Enunciado A:
Reproduza sem nenhuma alteração os registros, desde o início deles até a linha que contém "weather-icon bbox=[19, 736, 37, 754]", com as duas extremidades incluídas.

=== Trecho da página ===

1 João 5:7 consta nos originais?

 

O versículo no grego:

 

ὅτι τρεῖς εἰσιν οἱ μαρτυροῦντες [εν τῷ οὐρανῷ ὁ πατήρ ὁ λόγος καὶ τὸ Ἅγιον Πνεῦμα καὶ οὗτοι οἱ τρεῖς ἕν εἰσι]

 

Esse texto aparece entre colchetes em algumas traduções; em outras, nem aparece entre colchetes, sendo omitido e apresentando apenas "porque três são os que testificam". Mas e a parte "no céu, a palavra e o Espírito Santo e esses três são um". Qual o motivo de acontecer isso?

Alguns afirmam que quando um texto se encontra entre colchetes, ele não consta nos originais, sendo fruto de um acréscimo, de um enxerto. No entanto, vamos ver que não é como dizem; um texto entre colchetes não necessariamente foi acrescentado. Quando um texto se encontra entre colchetes, significa que ele não faz parte da mesma família de manuscritos. Em outras palavras, se um escriba ou copista estava fazendo uma cópia do Novo Testamento e o manuscrito que ele tinha em mãos — a família de manuscritos que possuía — não continha aquela determinada passagem, ele recorria a outra família de manuscritos, pegando o trecho que faltava e colocando no manuscrito que estava escrevendo.

Esse é o motivo para o texto aparecer entre colchetes; não é para afirmar que é um acréscimo ou que alguém inventou isso. O objetivo é indicar que aquele trecho não faz parte da mesma família de manuscritos, sendo necessário recorrer a outra família para incluir o texto no manuscrito que o copista estava copiando. Porém, esse trecho não se encontra nos mais antigos, mas há um contexto para isso, uma explicação para ele estar nos mais recentes. Vamos explorar o motivo disso.

 

Vamos ver um comentário de Jerônimo:

 

“Tradutores irresponsáveis tem deixado de fora este testemunho em códex de grego”

Fonte: Jerome, Prologue to the Canonical Epistles

 

Observamos que Jerônimo menciona especificamente que este versículo estava sendo removido de manuscritos gregos em seus dias. Logicamente, podemos supor que, para ele reconhecer a ausência desse verso como uma omissão no texto grego, deveria ter tido conhecimento do manuscrito grego que continha essa passagem, incluindo a vírgula necessária para a elaboração da Vulgata.

 

 

Contexto Histórico

Os manuscritos gregos mais antigos do que o de Jerônimo que temos hoje são posteriores a esse comentário de Jerônimo. Portanto, quando ele faz esse tipo de comentário a respeito desse verso, isso quer dizer que havia um manuscrito mais antigo que continha essa passagem sem estar entre colchetes, indicando que era originalmente escrito por João.

=== Material extraído ===

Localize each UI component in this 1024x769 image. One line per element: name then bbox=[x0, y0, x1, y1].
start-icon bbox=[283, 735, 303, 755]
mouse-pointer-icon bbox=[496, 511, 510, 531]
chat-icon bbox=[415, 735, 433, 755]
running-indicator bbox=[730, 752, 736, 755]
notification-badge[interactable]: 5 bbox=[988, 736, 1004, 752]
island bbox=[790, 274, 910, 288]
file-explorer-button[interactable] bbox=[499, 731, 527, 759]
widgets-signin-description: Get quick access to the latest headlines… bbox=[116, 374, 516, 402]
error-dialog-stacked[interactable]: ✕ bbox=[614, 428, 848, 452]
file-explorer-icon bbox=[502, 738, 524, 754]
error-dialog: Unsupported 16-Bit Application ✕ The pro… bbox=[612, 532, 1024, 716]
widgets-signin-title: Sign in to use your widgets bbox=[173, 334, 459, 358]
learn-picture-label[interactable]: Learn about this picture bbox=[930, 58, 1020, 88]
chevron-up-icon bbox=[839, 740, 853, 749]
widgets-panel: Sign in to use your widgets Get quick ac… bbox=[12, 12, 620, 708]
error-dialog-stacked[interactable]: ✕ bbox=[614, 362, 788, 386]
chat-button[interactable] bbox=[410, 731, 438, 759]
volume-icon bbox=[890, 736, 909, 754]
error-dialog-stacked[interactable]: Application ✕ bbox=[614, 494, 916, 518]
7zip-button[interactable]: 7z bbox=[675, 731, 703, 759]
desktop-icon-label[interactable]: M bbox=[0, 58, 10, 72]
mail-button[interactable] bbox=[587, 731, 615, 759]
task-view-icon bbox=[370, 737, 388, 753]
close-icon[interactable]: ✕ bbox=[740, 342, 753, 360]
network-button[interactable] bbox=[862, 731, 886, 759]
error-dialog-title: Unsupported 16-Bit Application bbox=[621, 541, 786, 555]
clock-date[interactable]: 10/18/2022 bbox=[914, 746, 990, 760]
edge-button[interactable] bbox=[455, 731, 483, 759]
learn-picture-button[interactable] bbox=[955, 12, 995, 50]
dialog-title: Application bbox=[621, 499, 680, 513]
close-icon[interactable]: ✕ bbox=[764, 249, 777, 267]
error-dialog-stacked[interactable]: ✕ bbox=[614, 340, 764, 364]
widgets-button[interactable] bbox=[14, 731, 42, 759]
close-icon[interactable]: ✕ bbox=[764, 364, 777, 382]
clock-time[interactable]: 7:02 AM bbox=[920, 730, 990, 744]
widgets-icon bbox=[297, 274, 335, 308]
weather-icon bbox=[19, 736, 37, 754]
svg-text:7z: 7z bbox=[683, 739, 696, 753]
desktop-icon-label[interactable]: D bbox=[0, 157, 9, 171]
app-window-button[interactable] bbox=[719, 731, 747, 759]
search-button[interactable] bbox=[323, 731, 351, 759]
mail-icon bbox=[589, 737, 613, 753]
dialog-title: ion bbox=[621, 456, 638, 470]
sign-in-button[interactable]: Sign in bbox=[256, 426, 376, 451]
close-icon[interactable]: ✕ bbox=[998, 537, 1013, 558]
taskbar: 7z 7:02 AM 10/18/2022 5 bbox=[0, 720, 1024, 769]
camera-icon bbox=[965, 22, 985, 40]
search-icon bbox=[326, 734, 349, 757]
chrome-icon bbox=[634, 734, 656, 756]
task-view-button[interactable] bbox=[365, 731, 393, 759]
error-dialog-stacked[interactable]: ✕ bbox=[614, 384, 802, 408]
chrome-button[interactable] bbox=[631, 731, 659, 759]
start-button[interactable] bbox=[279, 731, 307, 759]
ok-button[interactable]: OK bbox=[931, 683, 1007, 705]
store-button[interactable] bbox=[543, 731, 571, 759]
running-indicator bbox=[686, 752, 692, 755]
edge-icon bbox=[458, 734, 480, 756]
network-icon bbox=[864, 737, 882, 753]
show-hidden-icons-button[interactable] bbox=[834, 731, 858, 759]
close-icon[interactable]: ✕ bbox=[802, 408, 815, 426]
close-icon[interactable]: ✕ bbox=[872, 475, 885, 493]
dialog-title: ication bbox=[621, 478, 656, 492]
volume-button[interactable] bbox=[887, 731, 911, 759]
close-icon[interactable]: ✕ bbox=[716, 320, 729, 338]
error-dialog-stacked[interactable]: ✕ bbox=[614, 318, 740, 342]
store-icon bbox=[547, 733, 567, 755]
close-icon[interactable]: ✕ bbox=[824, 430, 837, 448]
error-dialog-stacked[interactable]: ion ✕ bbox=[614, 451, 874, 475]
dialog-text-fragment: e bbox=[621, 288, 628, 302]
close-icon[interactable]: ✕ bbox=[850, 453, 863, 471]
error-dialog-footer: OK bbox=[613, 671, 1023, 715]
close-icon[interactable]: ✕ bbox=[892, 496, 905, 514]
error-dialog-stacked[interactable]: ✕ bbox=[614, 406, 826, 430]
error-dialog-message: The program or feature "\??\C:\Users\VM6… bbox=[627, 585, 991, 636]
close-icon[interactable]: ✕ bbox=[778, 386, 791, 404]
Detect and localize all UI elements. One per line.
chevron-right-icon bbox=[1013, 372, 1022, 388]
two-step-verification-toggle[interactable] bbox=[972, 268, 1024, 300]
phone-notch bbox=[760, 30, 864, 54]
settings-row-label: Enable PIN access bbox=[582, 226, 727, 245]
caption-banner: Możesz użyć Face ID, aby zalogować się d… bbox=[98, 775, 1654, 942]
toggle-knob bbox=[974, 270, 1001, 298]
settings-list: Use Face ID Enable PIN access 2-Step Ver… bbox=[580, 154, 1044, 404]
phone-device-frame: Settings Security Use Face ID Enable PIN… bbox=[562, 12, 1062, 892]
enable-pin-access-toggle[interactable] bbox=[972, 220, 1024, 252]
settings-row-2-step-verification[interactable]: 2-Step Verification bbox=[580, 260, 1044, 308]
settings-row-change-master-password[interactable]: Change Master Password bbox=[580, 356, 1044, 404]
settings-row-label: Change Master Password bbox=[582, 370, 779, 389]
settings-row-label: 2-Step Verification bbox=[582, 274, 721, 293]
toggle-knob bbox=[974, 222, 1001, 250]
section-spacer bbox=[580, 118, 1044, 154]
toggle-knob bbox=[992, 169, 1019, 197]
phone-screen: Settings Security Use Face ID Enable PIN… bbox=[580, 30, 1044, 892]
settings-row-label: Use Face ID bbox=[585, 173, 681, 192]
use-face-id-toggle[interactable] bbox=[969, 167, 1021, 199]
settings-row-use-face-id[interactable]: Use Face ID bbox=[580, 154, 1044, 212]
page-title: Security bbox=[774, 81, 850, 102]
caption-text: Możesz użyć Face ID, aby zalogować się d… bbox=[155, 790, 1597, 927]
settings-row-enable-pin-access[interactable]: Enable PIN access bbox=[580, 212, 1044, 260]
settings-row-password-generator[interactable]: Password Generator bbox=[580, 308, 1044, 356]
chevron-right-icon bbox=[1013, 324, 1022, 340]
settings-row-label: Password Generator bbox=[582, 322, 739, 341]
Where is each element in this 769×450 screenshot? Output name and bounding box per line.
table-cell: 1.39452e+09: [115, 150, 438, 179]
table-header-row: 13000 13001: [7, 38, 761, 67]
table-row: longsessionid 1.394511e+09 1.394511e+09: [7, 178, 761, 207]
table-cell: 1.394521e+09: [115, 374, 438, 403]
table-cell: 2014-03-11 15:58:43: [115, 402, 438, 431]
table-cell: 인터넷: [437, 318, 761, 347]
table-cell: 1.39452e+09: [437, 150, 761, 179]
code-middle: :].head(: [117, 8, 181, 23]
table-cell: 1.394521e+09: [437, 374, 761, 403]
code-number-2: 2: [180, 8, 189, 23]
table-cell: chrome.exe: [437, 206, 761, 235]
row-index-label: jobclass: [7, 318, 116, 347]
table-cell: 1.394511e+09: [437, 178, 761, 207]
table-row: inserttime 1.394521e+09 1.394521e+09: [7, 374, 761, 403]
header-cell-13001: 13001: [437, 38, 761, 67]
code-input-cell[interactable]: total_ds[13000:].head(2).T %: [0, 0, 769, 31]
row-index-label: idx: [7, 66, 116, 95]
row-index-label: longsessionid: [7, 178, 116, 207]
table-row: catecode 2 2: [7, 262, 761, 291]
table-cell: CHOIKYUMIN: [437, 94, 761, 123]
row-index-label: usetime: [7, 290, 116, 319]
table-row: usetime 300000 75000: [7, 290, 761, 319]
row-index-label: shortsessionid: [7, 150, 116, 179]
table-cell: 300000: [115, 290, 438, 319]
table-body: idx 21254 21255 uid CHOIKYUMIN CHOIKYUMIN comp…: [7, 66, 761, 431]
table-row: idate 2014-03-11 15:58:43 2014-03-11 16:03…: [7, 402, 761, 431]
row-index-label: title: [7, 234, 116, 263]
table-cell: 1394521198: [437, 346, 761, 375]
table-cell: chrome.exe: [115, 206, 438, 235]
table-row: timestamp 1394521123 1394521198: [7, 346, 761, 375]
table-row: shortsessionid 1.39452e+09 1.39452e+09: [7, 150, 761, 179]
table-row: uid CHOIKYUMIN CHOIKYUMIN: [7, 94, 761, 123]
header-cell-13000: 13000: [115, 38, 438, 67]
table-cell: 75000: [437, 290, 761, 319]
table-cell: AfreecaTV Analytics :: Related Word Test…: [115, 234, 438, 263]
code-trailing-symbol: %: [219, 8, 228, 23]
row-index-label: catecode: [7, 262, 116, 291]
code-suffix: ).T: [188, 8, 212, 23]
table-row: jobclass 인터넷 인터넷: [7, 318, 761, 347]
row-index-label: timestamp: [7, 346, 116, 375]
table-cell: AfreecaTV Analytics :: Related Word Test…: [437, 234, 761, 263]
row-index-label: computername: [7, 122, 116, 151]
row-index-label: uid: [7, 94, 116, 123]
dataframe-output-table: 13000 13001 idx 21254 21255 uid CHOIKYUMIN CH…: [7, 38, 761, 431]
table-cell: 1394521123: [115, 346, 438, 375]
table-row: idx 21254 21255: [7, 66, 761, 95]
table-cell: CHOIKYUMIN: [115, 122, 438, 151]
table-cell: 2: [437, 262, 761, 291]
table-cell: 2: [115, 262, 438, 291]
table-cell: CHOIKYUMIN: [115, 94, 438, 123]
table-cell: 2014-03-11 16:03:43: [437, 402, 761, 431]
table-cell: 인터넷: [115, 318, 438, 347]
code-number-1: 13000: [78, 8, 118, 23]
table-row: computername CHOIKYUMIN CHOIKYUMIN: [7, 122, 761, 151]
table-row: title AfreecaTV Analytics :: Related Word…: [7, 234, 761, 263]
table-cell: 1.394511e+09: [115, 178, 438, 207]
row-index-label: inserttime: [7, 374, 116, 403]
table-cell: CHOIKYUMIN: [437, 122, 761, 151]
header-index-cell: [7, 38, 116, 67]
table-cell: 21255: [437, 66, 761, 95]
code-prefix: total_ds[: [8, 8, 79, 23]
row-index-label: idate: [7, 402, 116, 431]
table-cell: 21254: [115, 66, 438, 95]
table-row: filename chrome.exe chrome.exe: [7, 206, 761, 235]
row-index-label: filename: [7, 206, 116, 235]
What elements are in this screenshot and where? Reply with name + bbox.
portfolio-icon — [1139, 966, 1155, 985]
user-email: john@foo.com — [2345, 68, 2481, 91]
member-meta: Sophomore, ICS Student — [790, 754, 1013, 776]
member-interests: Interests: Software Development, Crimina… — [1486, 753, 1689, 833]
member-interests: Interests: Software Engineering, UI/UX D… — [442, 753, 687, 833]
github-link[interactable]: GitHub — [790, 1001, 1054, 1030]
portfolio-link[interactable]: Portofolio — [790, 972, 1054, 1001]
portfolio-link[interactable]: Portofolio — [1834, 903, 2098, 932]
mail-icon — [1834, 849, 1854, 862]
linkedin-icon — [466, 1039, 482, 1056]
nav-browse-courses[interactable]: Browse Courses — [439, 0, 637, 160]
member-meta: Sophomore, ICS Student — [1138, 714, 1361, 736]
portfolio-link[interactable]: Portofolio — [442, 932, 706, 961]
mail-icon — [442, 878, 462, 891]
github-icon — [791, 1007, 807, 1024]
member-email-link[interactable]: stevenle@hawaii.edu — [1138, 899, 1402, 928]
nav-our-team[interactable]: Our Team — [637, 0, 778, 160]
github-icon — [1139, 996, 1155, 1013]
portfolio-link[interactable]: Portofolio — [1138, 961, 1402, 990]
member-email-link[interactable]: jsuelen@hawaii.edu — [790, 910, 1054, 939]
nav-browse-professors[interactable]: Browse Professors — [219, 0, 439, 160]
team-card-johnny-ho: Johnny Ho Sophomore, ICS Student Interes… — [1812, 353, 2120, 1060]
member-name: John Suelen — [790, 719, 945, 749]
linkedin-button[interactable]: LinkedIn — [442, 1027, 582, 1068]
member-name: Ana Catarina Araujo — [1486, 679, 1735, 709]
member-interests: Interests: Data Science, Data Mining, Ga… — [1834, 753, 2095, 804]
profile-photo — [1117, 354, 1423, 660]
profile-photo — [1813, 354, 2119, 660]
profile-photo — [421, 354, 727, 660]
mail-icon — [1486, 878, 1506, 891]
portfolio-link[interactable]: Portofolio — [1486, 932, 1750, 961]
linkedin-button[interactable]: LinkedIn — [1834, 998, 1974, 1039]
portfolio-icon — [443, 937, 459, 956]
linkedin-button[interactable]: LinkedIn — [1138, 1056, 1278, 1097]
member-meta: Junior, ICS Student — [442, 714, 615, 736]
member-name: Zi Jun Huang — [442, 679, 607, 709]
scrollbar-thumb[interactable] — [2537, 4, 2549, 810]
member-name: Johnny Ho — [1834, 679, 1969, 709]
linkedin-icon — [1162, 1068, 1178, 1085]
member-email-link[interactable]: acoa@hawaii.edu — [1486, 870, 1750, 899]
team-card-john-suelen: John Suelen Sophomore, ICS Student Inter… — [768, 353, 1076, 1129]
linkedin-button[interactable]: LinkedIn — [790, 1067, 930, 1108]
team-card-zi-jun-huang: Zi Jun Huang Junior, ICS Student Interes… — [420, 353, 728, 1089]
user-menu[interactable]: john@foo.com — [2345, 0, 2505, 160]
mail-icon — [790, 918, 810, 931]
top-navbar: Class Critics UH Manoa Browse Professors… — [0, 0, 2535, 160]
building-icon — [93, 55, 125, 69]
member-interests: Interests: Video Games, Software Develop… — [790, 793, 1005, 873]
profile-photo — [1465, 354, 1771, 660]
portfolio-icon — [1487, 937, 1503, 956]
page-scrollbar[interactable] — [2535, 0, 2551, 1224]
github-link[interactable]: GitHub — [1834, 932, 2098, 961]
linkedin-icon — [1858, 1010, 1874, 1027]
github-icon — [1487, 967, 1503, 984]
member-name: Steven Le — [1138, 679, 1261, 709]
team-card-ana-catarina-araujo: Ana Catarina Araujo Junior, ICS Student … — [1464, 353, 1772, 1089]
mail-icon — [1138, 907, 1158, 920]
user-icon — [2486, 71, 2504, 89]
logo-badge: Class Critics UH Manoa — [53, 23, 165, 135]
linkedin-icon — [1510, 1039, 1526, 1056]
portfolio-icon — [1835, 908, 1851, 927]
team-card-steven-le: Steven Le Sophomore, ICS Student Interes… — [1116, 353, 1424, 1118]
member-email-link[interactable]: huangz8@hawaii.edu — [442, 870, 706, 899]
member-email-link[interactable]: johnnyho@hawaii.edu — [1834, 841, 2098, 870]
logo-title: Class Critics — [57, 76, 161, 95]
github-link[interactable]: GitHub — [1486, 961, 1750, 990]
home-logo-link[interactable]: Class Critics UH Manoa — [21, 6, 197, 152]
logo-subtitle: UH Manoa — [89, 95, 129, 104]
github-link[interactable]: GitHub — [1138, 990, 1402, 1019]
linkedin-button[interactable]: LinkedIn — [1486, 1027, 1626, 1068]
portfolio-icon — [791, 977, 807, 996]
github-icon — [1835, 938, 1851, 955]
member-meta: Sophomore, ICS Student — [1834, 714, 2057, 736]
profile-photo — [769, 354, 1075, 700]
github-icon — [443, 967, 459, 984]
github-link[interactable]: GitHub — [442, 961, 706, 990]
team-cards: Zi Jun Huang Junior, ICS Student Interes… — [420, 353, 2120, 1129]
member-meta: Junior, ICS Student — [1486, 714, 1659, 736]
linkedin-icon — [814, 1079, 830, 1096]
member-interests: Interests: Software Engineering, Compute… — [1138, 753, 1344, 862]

===

Enunciado B:
Responda às perguntas abaixo com base no texto sobre 1 João 5:7.
(i) Segundo o texto, o que significa um trecho aparecer entre colchetes?
(ii) Qual fonte é indicada para o comentário de Jerônimo?
(iii) De acordo com a citação de Jerônimo, quem tem deixado de fora esse testemunho?

Resultado A:
Localize each UI component in this 1024x769 image. One line per element: name then bbox=[x0, y0, x1, y1].
start-icon bbox=[283, 735, 303, 755]
mouse-pointer-icon bbox=[496, 511, 510, 531]
chat-icon bbox=[415, 735, 433, 755]
running-indicator bbox=[730, 752, 736, 755]
notification-badge[interactable]: 5 bbox=[988, 736, 1004, 752]
island bbox=[790, 274, 910, 288]
file-explorer-button[interactable] bbox=[499, 731, 527, 759]
widgets-signin-description: Get quick access to the latest headlines… bbox=[116, 374, 516, 402]
error-dialog-stacked[interactable]: ✕ bbox=[614, 428, 848, 452]
file-explorer-icon bbox=[502, 738, 524, 754]
error-dialog: Unsupported 16-Bit Application ✕ The pro… bbox=[612, 532, 1024, 716]
widgets-signin-title: Sign in to use your widgets bbox=[173, 334, 459, 358]
learn-picture-label[interactable]: Learn about this picture bbox=[930, 58, 1020, 88]
chevron-up-icon bbox=[839, 740, 853, 749]
widgets-panel: Sign in to use your widgets Get quick ac… bbox=[12, 12, 620, 708]
error-dialog-stacked[interactable]: ✕ bbox=[614, 362, 788, 386]
chat-button[interactable] bbox=[410, 731, 438, 759]
volume-icon bbox=[890, 736, 909, 754]
error-dialog-stacked[interactable]: Application ✕ bbox=[614, 494, 916, 518]
7zip-button[interactable]: 7z bbox=[675, 731, 703, 759]
desktop-icon-label[interactable]: M bbox=[0, 58, 10, 72]
mail-button[interactable] bbox=[587, 731, 615, 759]
task-view-icon bbox=[370, 737, 388, 753]
close-icon[interactable]: ✕ bbox=[740, 342, 753, 360]
network-button[interactable] bbox=[862, 731, 886, 759]
error-dialog-title: Unsupported 16-Bit Application bbox=[621, 541, 786, 555]
clock-date[interactable]: 10/18/2022 bbox=[914, 746, 990, 760]
edge-button[interactable] bbox=[455, 731, 483, 759]
learn-picture-button[interactable] bbox=[955, 12, 995, 50]
dialog-title: Application bbox=[621, 499, 680, 513]
close-icon[interactable]: ✕ bbox=[764, 249, 777, 267]
error-dialog-stacked[interactable]: ✕ bbox=[614, 340, 764, 364]
widgets-button[interactable] bbox=[14, 731, 42, 759]
close-icon[interactable]: ✕ bbox=[764, 364, 777, 382]
clock-time[interactable]: 7:02 AM bbox=[920, 730, 990, 744]
widgets-icon bbox=[297, 274, 335, 308]
weather-icon bbox=[19, 736, 37, 754]

Resultado B:
(i) Significa que o trecho não faz parte da mesma família de manuscritos.
(ii) A fonte indicada é "Jerome, Prologue to the Canonical Epistles".
(iii) Os tradutores irresponsáveis têm deixado esse testemunho de fora em códex de grego.